_EXERCISE BRIEF_
Take the data that follows and retype it word for word.

_MATERIAL FOR THE TASK_
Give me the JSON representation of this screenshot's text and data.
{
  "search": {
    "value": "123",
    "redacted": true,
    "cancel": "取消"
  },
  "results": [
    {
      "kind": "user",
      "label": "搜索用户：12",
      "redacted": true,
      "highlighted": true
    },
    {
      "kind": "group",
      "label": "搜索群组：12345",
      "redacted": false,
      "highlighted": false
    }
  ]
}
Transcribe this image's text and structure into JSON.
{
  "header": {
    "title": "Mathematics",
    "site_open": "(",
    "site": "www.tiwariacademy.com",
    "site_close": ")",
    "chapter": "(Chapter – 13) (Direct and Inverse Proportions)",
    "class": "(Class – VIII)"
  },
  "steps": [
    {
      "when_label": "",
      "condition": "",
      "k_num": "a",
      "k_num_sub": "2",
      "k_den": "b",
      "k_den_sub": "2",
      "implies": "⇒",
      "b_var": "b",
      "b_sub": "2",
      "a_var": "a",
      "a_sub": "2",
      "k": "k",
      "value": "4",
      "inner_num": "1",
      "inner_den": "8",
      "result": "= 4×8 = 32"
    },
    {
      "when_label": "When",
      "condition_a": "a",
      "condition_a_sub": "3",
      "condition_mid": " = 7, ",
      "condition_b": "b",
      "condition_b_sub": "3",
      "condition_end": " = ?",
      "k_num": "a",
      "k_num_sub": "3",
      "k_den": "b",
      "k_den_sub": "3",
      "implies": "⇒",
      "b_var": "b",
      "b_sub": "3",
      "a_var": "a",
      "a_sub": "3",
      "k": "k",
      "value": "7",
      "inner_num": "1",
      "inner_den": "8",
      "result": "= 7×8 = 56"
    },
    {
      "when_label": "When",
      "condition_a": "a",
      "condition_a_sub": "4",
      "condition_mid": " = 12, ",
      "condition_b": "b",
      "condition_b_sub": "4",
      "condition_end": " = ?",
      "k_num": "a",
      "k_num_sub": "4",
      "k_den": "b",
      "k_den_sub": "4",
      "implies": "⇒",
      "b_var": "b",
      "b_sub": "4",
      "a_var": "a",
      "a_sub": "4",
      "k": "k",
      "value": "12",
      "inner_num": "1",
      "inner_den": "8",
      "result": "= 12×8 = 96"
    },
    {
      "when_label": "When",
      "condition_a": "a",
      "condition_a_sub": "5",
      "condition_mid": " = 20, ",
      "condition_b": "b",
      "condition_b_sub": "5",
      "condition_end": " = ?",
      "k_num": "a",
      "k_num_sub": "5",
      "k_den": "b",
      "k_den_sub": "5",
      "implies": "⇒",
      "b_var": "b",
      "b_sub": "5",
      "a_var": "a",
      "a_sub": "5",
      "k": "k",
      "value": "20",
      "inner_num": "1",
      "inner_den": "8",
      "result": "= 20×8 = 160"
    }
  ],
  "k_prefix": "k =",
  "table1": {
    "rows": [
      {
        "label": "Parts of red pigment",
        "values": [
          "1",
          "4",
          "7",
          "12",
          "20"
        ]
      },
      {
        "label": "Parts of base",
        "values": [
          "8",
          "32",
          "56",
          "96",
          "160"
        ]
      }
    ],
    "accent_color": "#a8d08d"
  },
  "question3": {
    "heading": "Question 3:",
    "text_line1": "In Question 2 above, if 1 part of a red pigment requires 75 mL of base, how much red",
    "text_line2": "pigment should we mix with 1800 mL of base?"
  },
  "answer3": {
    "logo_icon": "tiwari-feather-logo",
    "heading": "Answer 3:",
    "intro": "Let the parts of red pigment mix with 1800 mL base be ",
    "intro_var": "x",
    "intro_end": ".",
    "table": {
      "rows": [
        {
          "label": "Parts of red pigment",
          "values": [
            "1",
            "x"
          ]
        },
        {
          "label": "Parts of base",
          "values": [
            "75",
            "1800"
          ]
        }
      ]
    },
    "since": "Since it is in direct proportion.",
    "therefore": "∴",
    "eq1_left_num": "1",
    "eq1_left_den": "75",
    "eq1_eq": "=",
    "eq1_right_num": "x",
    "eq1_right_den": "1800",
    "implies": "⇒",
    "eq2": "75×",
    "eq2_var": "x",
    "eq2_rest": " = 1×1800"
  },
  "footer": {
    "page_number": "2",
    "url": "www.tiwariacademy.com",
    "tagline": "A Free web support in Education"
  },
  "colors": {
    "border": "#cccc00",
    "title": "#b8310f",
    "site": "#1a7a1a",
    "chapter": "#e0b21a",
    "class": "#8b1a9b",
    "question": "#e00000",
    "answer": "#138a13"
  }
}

_FINISHED EXERCISE_
Give me the JSON representation of this screenshot's text and data.
{
  "search": {
    "value": "123",
    "redacted": true,
    "cancel": "取消"
  },
  "results": [
    {
      "kind": "user",
      "label": "搜索用户：12",
      "redacted": true,
      "highlighted": true
    },
    {
      "kind": "group",
      "label": "搜索群组：12345",
      "redacted": false,
      "highlighted": false
    }
  ]
}
Transcribe this image's text and structure into JSON.
{
  "header": {
    "title": "Mathematics",
    "site_open": "(",
    "site": "www.tiwariacademy.com",
    "site_close": ")",
    "chapter": "(Chapter – 13) (Direct and Inverse Proportions)",
    "class": "(Class – VIII)"
  },
  "steps": [
    {
      "when_label": "",
      "condition": "",
      "k_num": "a",
      "k_num_sub": "2",
      "k_den": "b",
      "k_den_sub": "2",
      "implies": "⇒",
      "b_var": "b",
      "b_sub": "2",
      "a_var": "a",
      "a_sub": "2",
      "k": "k",
      "value": "4",
      "inner_num": "1",
      "inner_den": "8",
      "result": "= 4×8 = 32"
    },
    {
      "when_label": "When",
      "condition_a": "a",
      "condition_a_sub": "3",
      "condition_mid": " = 7, ",
      "condition_b": "b",
      "condition_b_sub": "3",
      "condition_end": " = ?",
      "k_num": "a",
      "k_num_sub": "3",
      "k_den": "b",
      "k_den_sub": "3",
      "implies": "⇒",
      "b_var": "b",
      "b_sub": "3",
      "a_var": "a",
      "a_sub": "3",
      "k": "k",
      "value": "7",
      "inner_num": "1",
      "inner_den": "8",
      "result": "= 7×8 = 56"
    },
    {
      "when_label": "When",
      "condition_a": "a",
      "condition_a_sub": "4",
      "condition_mid": " = 12, ",
      "condition_b": "b",
      "condition_b_sub": "4",
      "condition_end": " = ?",
      "k_num": "a",
      "k_num_sub": "4",
      "k_den": "b",
      "k_den_sub": "4",
      "implies": "⇒",
      "b_var": "b",
      "b_sub": "4",
      "a_var": "a",
      "a_sub": "4",
      "k": "k",
      "value": "12",
      "inner_num": "1",
      "inner_den": "8",
      "result": "= 12×8 = 96"
    },
    {
      "when_label": "When",
      "condition_a": "a",
      "condition_a_sub": "5",
      "condition_mid": " = 20, ",
      "condition_b": "b",
      "condition_b_sub": "5",
      "condition_end": " = ?",
      "k_num": "a",
      "k_num_sub": "5",
      "k_den": "b",
      "k_den_sub": "5",
      "implies": "⇒",
      "b_var": "b",
      "b_sub": "5",
      "a_var": "a",
      "a_sub": "5",
      "k": "k",
      "value": "20",
      "inner_num": "1",
      "inner_den": "8",
      "result": "= 20×8 = 160"
    }
  ],
  "k_prefix": "k =",
  "table1": {
    "rows": [
      {
        "label": "Parts of red pigment",
        "values": [
          "1",
          "4",
          "7",
          "12",
          "20"
        ]
      },
      {
        "label": "Parts of base",
        "values": [
          "8",
          "32",
          "56",
          "96",
          "160"
        ]
      }
    ],
    "accent_color": "#a8d08d"
  },
  "question3": {
    "heading": "Question 3:",
    "text_line1": "In Question 2 above, if 1 part of a red pigment requires 75 mL of base, how much red",
    "text_line2": "pigment should we mix with 1800 mL of base?"
  },
  "answer3": {
    "logo_icon": "tiwari-feather-logo",
    "heading": "Answer 3:",
    "intro": "Let the parts of red pigment mix with 1800 mL base be ",
    "intro_var": "x",
    "intro_end": ".",
    "table": {
      "rows": [
        {
          "label": "Parts of red pigment",
          "values": [
            "1",
            "x"
          ]
        },
        {
          "label": "Parts of base",
          "values": [
            "75",
            "1800"
          ]
        }
      ]
    },
    "since": "Since it is in direct proportion.",
    "therefore": "∴",
    "eq1_left_num": "1",
    "eq1_left_den": "75",
    "eq1_eq": "=",
    "eq1_right_num": "x",
    "eq1_right_den": "1800",
    "implies": "⇒",
    "eq2": "75×",
    "eq2_var": "x",
    "eq2_rest": " = 1×1800"
  },
  "footer": {
    "page_number": "2",
    "url": "www.tiwariacademy.com",
    "tagline": "A Free web support in Education"
  },
  "colors": {
    "border": "#cccc00",
    "title": "#b8310f",
    "site": "#1a7a1a",
    "chapter": "#e0b21a",
    "class": "#8b1a9b",
    "question": "#e00000",
    "answer": "#138a13"
  }
}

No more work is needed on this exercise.